Instructions for the task: Search the records below for the word "structured". Pull out each line that has it.

Saved entries:
==============================

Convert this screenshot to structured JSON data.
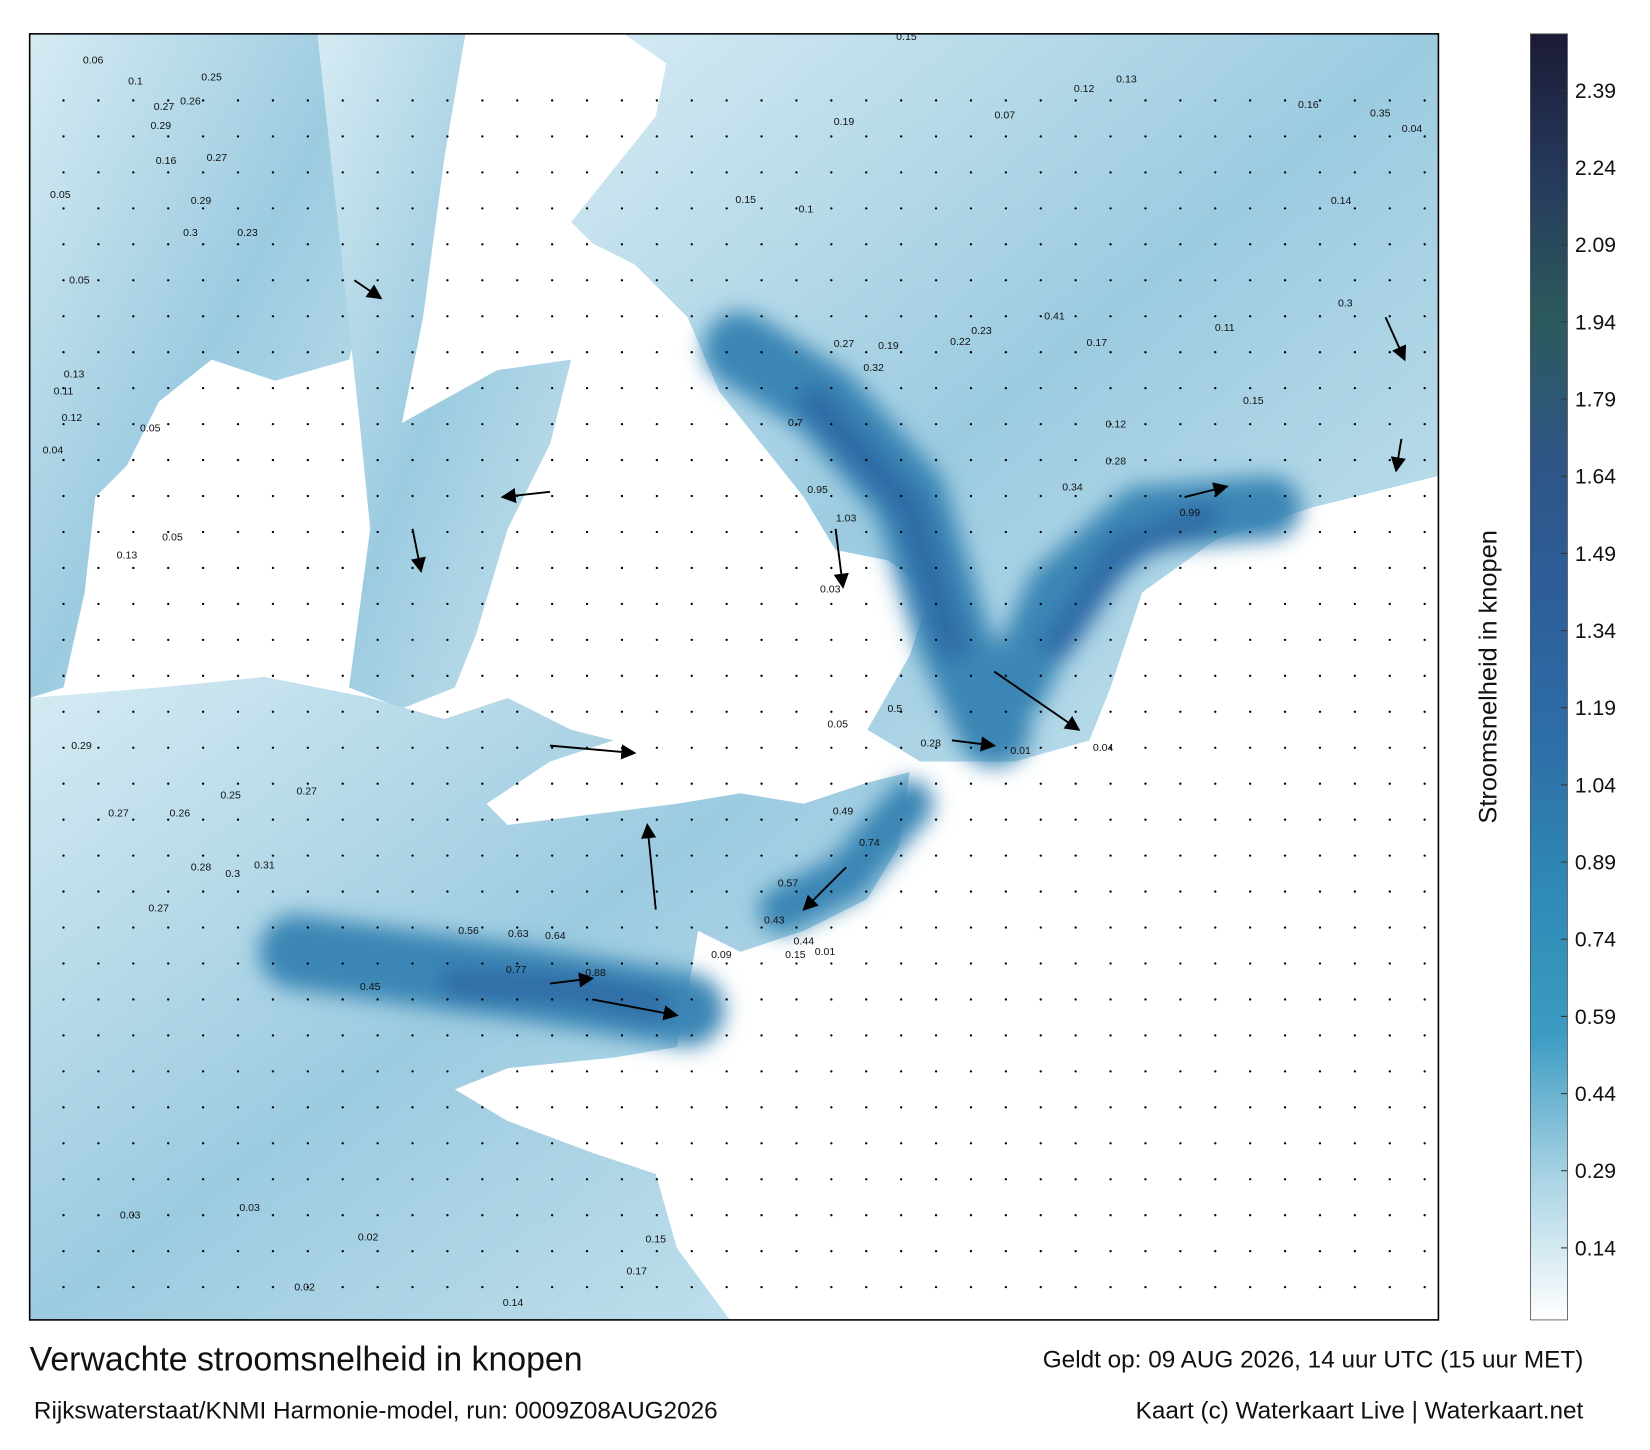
{
  "title": "Verwachte stroomsnelheid in knopen",
  "subtitle": "Rijkswaterstaat/KNMI Harmonie-model, run: 0009Z08AUG2026",
  "valid_time": "Geldt op: 09 AUG 2026, 14 uur UTC (15 uur MET)",
  "credit": "Kaart (c) Waterkaart Live | Waterkaart.net",
  "colorbar": {
    "label": "Stroomsnelheid in knopen",
    "lim": [
      0,
      2.5
    ],
    "ticks": [
      0.14,
      0.29,
      0.44,
      0.59,
      0.74,
      0.89,
      1.04,
      1.19,
      1.34,
      1.49,
      1.64,
      1.79,
      1.94,
      2.09,
      2.24,
      2.39
    ],
    "colors": [
      "#ffffff",
      "#a8d3e4",
      "#3c9bc2",
      "#2f8ab5",
      "#2d6fa8",
      "#2d5f9c",
      "#2e5586",
      "#2c5a5c",
      "#263a5c",
      "#1a1a35"
    ]
  },
  "speed_labels": [
    0.06,
    0.1,
    0.25,
    0.27,
    0.26,
    0.29,
    0.16,
    0.27,
    0.05,
    0.29,
    0.3,
    0.23,
    0.05,
    0.13,
    0.11,
    0.05,
    0.04,
    0.12,
    0.13,
    0.05,
    0.29,
    0.27,
    0.26,
    0.25,
    0.27,
    0.28,
    0.3,
    0.31,
    0.27,
    0.56,
    0.63,
    0.64,
    0.88,
    0.77,
    0.45,
    0.03,
    0.03,
    0.02,
    0.02,
    0.14,
    0.17,
    0.15,
    0.15,
    0.07,
    0.12,
    0.13,
    0.19,
    0.1,
    0.15,
    0.27,
    0.32,
    0.19,
    0.22,
    0.23,
    0.41,
    0.17,
    0.11,
    0.15,
    0.12,
    0.28,
    0.34,
    0.99,
    1.03,
    0.95,
    0.7,
    0.5,
    0.28,
    0.01,
    0.04,
    0.03,
    0.05,
    0.49,
    0.74,
    0.57,
    0.43,
    0.44,
    0.15,
    0.01,
    0.09,
    0.16,
    0.35,
    0.04,
    0.14,
    0.3
  ]
}
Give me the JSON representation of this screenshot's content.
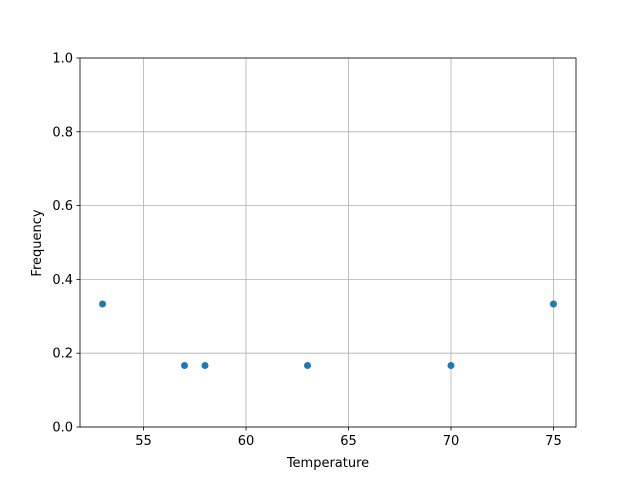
{
  "chart_data": {
    "type": "scatter",
    "title": "",
    "xlabel": "Temperature",
    "ylabel": "Frequency",
    "xlim": [
      51.9,
      76.1
    ],
    "ylim": [
      0.0,
      1.0
    ],
    "xticks": [
      55,
      60,
      65,
      70,
      75
    ],
    "yticks": [
      0.0,
      0.2,
      0.4,
      0.6,
      0.8,
      1.0
    ],
    "xtick_labels": [
      "55",
      "60",
      "65",
      "70",
      "75"
    ],
    "ytick_labels": [
      "0.0",
      "0.2",
      "0.4",
      "0.6",
      "0.8",
      "1.0"
    ],
    "grid": true,
    "x": [
      53,
      57,
      58,
      63,
      70,
      75
    ],
    "y": [
      0.3333,
      0.1667,
      0.1667,
      0.1667,
      0.1667,
      0.3333
    ],
    "color": "#1f77b4"
  }
}
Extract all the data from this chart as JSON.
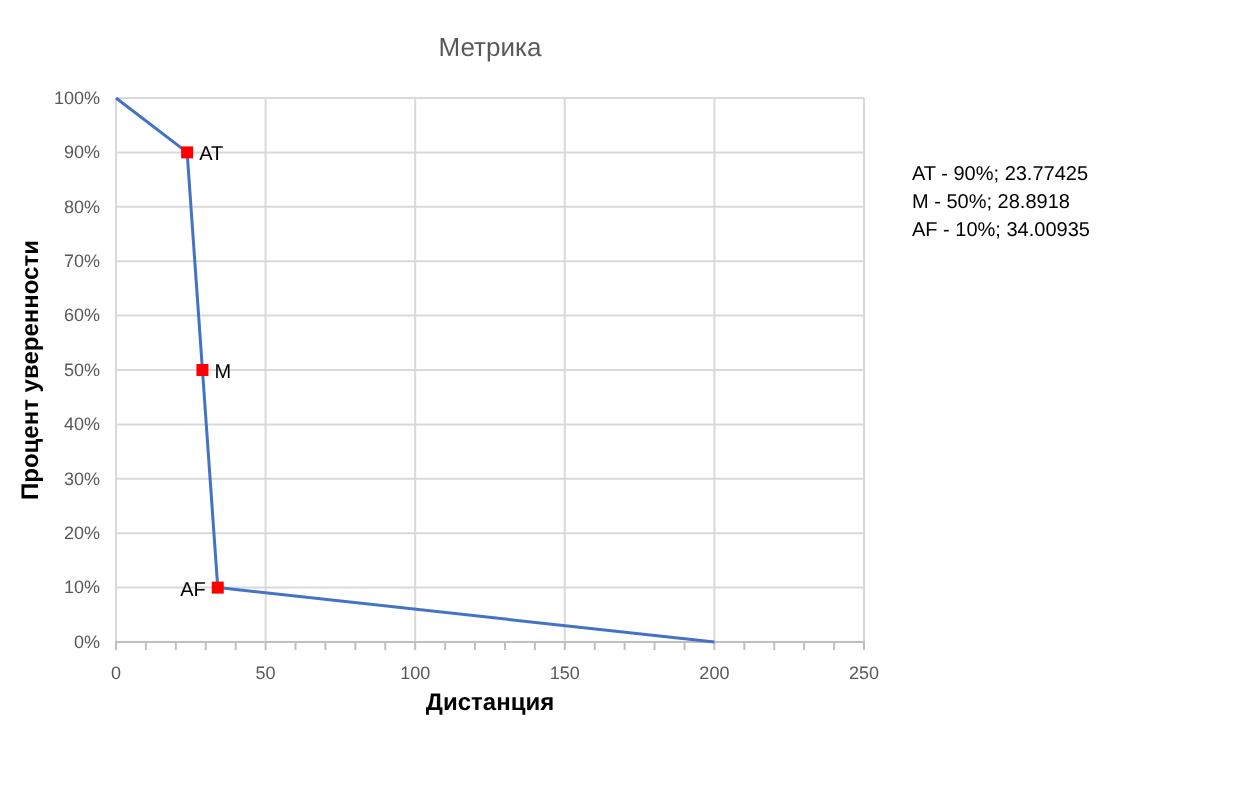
{
  "chart_data": {
    "type": "line",
    "title": "Метрика",
    "xlabel": "Дистанция",
    "ylabel": "Процент уверенности",
    "series": [
      {
        "color": "#4472c4",
        "x": [
          0,
          23.77425,
          28.8918,
          34.00935,
          200
        ],
        "values": [
          100,
          90,
          50,
          10,
          0
        ],
        "marker": "none"
      },
      {
        "type": "scatter",
        "color": "#ff0000",
        "x": [
          23.77425,
          28.8918,
          34.00935
        ],
        "values": [
          90,
          50,
          10
        ],
        "marker": "square"
      }
    ],
    "xlim": [
      0,
      250
    ],
    "xticks": [
      0,
      {
        "value": 10,
        "label": null
      },
      {
        "value": 20,
        "label": null
      },
      {
        "value": 30,
        "label": null
      },
      {
        "value": 40,
        "label": null
      },
      50,
      {
        "value": 60,
        "label": null
      },
      {
        "value": 70,
        "label": null
      },
      {
        "value": 80,
        "label": null
      },
      {
        "value": 90,
        "label": null
      },
      100,
      {
        "value": 110,
        "label": null
      },
      {
        "value": 120,
        "label": null
      },
      {
        "value": 130,
        "label": null
      },
      {
        "value": 140,
        "label": null
      },
      150,
      {
        "value": 160,
        "label": null
      },
      {
        "value": 170,
        "label": null
      },
      {
        "value": 180,
        "label": null
      },
      {
        "value": 190,
        "label": null
      },
      200,
      {
        "value": 210,
        "label": null
      },
      {
        "value": 220,
        "label": null
      },
      {
        "value": 230,
        "label": null
      },
      {
        "value": 240,
        "label": null
      },
      250
    ],
    "ylim": [
      0,
      100
    ],
    "yticks": [
      {
        "value": 0,
        "label": "0%"
      },
      {
        "value": 10,
        "label": "10%"
      },
      {
        "value": 20,
        "label": "20%"
      },
      {
        "value": 30,
        "label": "30%"
      },
      {
        "value": 40,
        "label": "40%"
      },
      {
        "value": 50,
        "label": "50%"
      },
      {
        "value": 60,
        "label": "60%"
      },
      {
        "value": 70,
        "label": "70%"
      },
      {
        "value": 80,
        "label": "80%"
      },
      {
        "value": 90,
        "label": "90%"
      },
      {
        "value": 100,
        "label": "100%"
      }
    ],
    "grid": true,
    "annotations": [
      {
        "text": "AT",
        "x": 23.77425,
        "y": 90
      },
      {
        "text": "M",
        "x": 28.8918,
        "y": 50
      },
      {
        "text": "AF",
        "x": 34.00935,
        "y": 10
      },
      "AT - 90%; 23.77425",
      "M - 50%; 28.8918",
      "AF - 10%; 34.00935"
    ]
  }
}
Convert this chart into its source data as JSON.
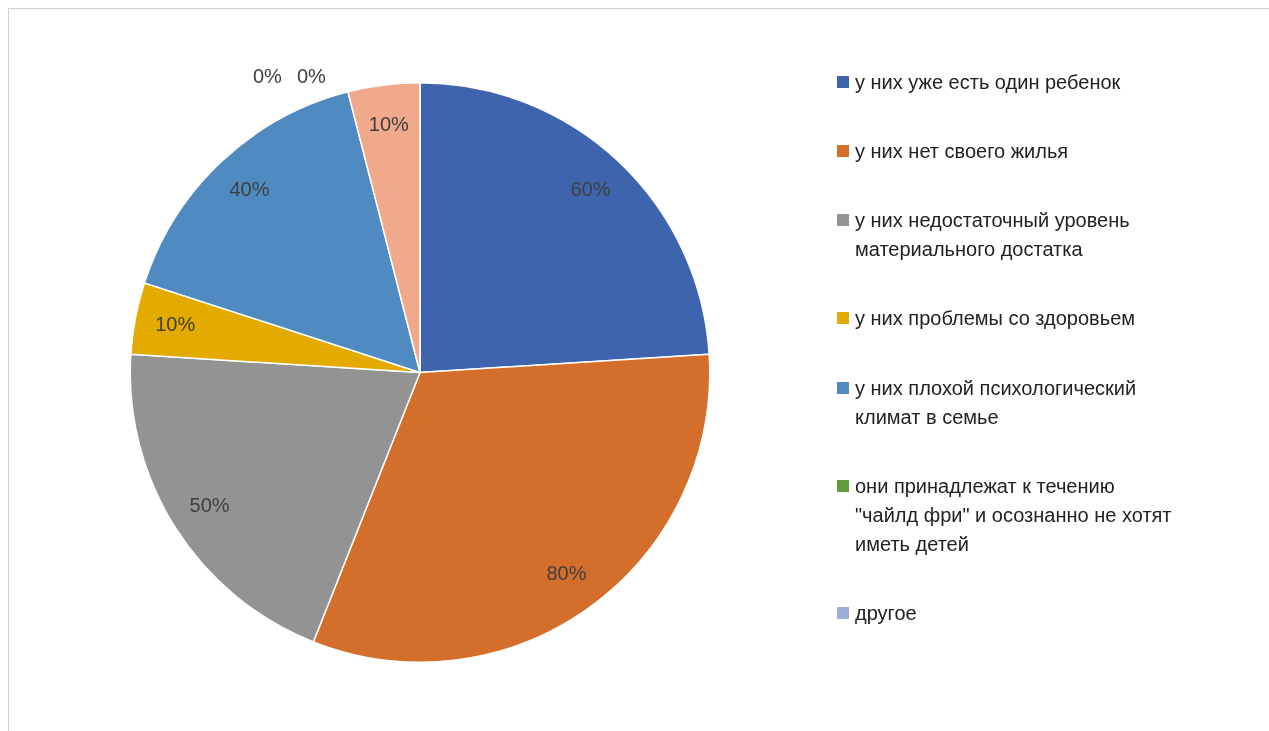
{
  "chart_data": {
    "type": "pie",
    "categories": [
      "у них уже есть один ребенок",
      "у них нет своего жилья",
      "у них недостаточный уровень материального достатка",
      "у них проблемы со здоровьем",
      "у них плохой психологический климат в семье",
      "они принадлежат к течению \"чайлд фри\" и осознанно не хотят иметь детей",
      "другое",
      null
    ],
    "values": [
      60,
      80,
      50,
      10,
      40,
      0,
      0,
      10
    ],
    "colors": [
      "#3d64ad",
      "#d46e2b",
      "#939393",
      "#e3aa00",
      "#4f8bc0",
      "#5f9e3a",
      "#9dafd9",
      "#f0a98a"
    ],
    "value_labels": [
      "60%",
      "80%",
      "50%",
      "10%",
      "40%",
      "0%",
      "0%",
      "10%"
    ],
    "legend": "right"
  }
}
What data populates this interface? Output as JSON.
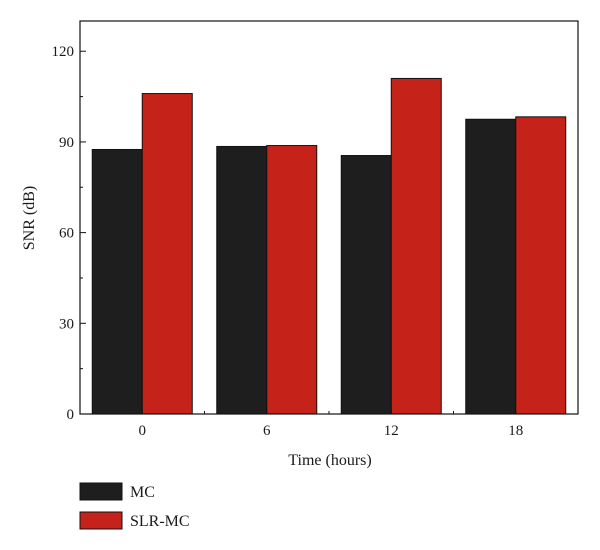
{
  "chart_data": {
    "type": "bar",
    "categories": [
      "0",
      "6",
      "12",
      "18"
    ],
    "series": [
      {
        "name": "MC",
        "values": [
          87.5,
          88.5,
          85.5,
          97.5
        ],
        "color": "#1e1e1e"
      },
      {
        "name": "SLR-MC",
        "values": [
          106,
          88.8,
          111,
          98.3
        ],
        "color": "#c5221a"
      }
    ],
    "xlabel": "Time (hours)",
    "ylabel": "SNR (dB)",
    "ylim": [
      0,
      130
    ],
    "yticks": [
      0,
      30,
      60,
      90,
      120
    ],
    "grid": false,
    "legend_position": "bottom-left"
  }
}
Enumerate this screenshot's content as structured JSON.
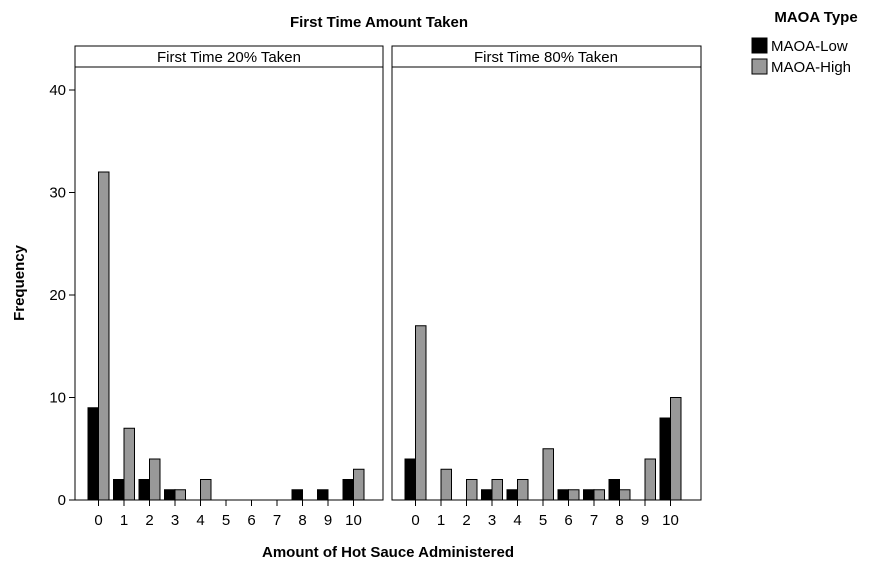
{
  "chart_data": {
    "type": "bar",
    "title": "First Time Amount Taken",
    "xlabel": "Amount of Hot Sauce Administered",
    "ylabel": "Frequency",
    "ylim": [
      0,
      42
    ],
    "yticks": [
      0,
      10,
      20,
      30,
      40
    ],
    "categories": [
      "0",
      "1",
      "2",
      "3",
      "4",
      "5",
      "6",
      "7",
      "8",
      "9",
      "10"
    ],
    "legend": {
      "title": "MAOA Type",
      "placement": "top-right",
      "entries": [
        {
          "name": "MAOA-Low",
          "color": "#000000"
        },
        {
          "name": "MAOA-High",
          "color": "#999999"
        }
      ]
    },
    "panels": [
      {
        "title": "First Time 20% Taken",
        "series": [
          {
            "name": "MAOA-Low",
            "values": [
              9,
              2,
              2,
              1,
              0,
              0,
              0,
              0,
              1,
              1,
              2
            ]
          },
          {
            "name": "MAOA-High",
            "values": [
              32,
              7,
              4,
              1,
              2,
              0,
              0,
              0,
              0,
              0,
              3
            ]
          }
        ]
      },
      {
        "title": "First Time 80% Taken",
        "series": [
          {
            "name": "MAOA-Low",
            "values": [
              4,
              0,
              0,
              1,
              1,
              0,
              1,
              1,
              2,
              0,
              8
            ]
          },
          {
            "name": "MAOA-High",
            "values": [
              17,
              3,
              2,
              2,
              2,
              5,
              1,
              1,
              1,
              4,
              10
            ]
          }
        ]
      }
    ],
    "grid": false
  }
}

==============================

Output of the task:
Convert this screenshot to structured JSON data.
Enumerate this screenshot's content as structured JSON.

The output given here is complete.